◆ AIM OF THE TASK
All lines featuring the string "Enter" are to be listed.

◆ RECORDS FOR THE TASK
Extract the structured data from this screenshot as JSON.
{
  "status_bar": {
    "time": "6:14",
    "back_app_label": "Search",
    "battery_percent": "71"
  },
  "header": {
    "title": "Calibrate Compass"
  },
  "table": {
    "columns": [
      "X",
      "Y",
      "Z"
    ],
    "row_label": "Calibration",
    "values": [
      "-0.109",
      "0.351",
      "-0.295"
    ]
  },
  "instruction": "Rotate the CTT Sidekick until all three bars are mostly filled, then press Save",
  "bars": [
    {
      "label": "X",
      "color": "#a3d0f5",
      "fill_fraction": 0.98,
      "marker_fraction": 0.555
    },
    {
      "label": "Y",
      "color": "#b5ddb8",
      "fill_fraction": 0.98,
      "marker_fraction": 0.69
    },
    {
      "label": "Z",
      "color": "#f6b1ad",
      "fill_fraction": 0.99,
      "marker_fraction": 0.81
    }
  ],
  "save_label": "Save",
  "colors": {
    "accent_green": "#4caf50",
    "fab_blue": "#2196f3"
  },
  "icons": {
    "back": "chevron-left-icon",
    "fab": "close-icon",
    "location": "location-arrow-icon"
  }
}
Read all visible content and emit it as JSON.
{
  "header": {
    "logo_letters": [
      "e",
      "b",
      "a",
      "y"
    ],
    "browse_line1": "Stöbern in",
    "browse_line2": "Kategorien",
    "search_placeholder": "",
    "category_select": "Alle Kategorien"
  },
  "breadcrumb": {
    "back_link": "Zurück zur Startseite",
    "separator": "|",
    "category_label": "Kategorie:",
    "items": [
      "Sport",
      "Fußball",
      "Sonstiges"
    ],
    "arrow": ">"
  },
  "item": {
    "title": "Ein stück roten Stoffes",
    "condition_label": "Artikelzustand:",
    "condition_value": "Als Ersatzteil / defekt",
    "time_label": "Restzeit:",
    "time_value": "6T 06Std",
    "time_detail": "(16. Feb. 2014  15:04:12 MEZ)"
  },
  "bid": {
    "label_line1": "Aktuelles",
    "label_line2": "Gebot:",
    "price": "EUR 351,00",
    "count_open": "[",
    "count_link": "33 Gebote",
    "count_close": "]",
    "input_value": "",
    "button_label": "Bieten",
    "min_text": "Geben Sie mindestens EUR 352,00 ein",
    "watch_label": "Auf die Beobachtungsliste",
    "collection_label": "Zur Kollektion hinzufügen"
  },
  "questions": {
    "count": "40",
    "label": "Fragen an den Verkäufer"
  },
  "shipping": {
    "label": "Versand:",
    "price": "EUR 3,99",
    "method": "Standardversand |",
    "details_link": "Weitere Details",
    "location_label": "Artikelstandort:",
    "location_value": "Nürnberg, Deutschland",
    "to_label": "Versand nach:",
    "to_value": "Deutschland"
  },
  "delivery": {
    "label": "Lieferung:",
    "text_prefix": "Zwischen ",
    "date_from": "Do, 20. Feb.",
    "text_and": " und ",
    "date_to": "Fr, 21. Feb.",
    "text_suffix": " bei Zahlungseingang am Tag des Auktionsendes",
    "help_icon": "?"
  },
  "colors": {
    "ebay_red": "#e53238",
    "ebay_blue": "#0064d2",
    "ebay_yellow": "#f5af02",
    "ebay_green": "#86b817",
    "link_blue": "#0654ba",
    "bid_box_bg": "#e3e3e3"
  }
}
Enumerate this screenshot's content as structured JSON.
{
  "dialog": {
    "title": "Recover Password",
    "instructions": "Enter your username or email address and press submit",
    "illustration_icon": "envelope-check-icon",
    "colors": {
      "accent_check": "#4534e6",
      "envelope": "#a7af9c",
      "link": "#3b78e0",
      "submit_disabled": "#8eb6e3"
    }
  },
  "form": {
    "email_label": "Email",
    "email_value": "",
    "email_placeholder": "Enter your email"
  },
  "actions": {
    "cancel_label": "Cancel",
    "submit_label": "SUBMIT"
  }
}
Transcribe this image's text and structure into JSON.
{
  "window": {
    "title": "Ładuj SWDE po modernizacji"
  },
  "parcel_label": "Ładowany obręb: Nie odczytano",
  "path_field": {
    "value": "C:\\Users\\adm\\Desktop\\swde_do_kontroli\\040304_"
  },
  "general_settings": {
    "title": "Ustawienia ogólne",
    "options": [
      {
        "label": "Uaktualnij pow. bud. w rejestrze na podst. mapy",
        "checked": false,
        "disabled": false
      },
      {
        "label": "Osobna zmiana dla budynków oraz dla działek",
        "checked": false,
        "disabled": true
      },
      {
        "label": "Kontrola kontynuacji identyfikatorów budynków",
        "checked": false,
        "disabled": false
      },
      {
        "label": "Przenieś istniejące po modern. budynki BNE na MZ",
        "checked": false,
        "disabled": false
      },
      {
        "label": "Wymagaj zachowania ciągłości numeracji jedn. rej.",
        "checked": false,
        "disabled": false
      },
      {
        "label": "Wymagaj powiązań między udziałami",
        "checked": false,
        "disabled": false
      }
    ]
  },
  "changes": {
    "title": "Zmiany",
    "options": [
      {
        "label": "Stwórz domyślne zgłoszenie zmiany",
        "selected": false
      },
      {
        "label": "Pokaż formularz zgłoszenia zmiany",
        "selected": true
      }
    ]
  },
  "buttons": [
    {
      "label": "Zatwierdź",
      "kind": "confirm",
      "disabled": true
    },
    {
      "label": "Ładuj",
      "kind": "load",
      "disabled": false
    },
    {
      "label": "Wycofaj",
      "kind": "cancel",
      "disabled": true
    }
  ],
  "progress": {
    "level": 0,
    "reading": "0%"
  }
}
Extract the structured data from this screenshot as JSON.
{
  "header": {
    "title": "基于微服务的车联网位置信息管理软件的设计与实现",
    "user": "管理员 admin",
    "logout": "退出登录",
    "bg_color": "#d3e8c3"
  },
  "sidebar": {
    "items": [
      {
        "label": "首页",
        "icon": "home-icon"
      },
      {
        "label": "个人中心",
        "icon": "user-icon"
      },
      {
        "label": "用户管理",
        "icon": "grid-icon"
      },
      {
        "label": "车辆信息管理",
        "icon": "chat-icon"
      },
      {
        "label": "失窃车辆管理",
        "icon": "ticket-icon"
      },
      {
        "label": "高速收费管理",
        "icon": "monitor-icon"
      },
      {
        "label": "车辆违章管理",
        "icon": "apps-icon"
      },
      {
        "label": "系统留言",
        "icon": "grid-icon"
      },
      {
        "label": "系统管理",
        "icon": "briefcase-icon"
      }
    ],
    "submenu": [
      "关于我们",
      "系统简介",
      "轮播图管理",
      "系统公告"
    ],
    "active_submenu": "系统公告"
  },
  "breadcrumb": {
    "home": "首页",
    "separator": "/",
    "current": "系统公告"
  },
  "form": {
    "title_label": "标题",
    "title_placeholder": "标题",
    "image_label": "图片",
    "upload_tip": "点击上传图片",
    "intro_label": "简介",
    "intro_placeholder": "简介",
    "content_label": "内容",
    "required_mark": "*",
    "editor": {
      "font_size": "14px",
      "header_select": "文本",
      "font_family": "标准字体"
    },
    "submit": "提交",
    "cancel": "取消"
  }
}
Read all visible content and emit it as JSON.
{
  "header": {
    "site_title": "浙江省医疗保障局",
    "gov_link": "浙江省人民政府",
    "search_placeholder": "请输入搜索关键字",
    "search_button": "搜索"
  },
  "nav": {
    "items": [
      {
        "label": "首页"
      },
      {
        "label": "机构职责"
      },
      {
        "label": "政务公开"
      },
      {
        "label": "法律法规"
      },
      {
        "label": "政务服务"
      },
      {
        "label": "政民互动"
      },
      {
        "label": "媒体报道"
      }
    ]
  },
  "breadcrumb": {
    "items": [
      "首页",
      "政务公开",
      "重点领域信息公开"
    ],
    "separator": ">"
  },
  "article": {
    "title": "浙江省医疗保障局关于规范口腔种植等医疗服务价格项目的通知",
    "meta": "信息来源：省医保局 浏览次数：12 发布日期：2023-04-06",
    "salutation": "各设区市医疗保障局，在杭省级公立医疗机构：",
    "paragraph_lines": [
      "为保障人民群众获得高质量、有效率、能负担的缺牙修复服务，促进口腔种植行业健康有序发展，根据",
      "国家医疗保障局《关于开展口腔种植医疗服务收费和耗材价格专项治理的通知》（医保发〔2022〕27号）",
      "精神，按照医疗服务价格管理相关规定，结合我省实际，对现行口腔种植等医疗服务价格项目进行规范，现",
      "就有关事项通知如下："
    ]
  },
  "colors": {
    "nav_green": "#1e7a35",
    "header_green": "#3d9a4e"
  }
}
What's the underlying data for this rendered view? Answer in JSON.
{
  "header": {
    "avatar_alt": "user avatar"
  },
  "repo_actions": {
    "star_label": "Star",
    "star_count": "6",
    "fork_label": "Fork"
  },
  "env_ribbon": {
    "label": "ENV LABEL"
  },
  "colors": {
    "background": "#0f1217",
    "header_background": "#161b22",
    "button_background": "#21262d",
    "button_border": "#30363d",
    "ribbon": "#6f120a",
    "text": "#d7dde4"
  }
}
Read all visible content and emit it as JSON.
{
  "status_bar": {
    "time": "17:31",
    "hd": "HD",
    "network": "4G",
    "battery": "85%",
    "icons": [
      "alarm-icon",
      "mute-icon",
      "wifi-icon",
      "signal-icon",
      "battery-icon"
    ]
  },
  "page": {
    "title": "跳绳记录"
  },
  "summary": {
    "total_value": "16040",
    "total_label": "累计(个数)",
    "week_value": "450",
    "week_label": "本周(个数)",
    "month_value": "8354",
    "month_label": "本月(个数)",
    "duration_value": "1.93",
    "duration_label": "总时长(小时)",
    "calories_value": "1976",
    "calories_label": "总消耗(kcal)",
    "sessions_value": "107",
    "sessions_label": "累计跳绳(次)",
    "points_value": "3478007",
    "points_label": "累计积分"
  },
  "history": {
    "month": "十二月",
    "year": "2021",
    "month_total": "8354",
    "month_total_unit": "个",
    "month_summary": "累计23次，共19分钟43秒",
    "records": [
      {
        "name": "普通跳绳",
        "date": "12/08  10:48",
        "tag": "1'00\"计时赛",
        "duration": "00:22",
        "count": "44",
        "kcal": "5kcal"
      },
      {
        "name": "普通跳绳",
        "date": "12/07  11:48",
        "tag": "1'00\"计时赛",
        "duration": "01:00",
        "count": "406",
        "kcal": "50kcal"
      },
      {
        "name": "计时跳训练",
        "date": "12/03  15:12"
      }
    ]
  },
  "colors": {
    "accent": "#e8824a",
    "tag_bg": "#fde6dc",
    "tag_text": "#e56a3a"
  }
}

◆ ANSWER IN FULL
    "instructions": "Enter your username or email address and press submit",
    "email_placeholder": "Enter your email"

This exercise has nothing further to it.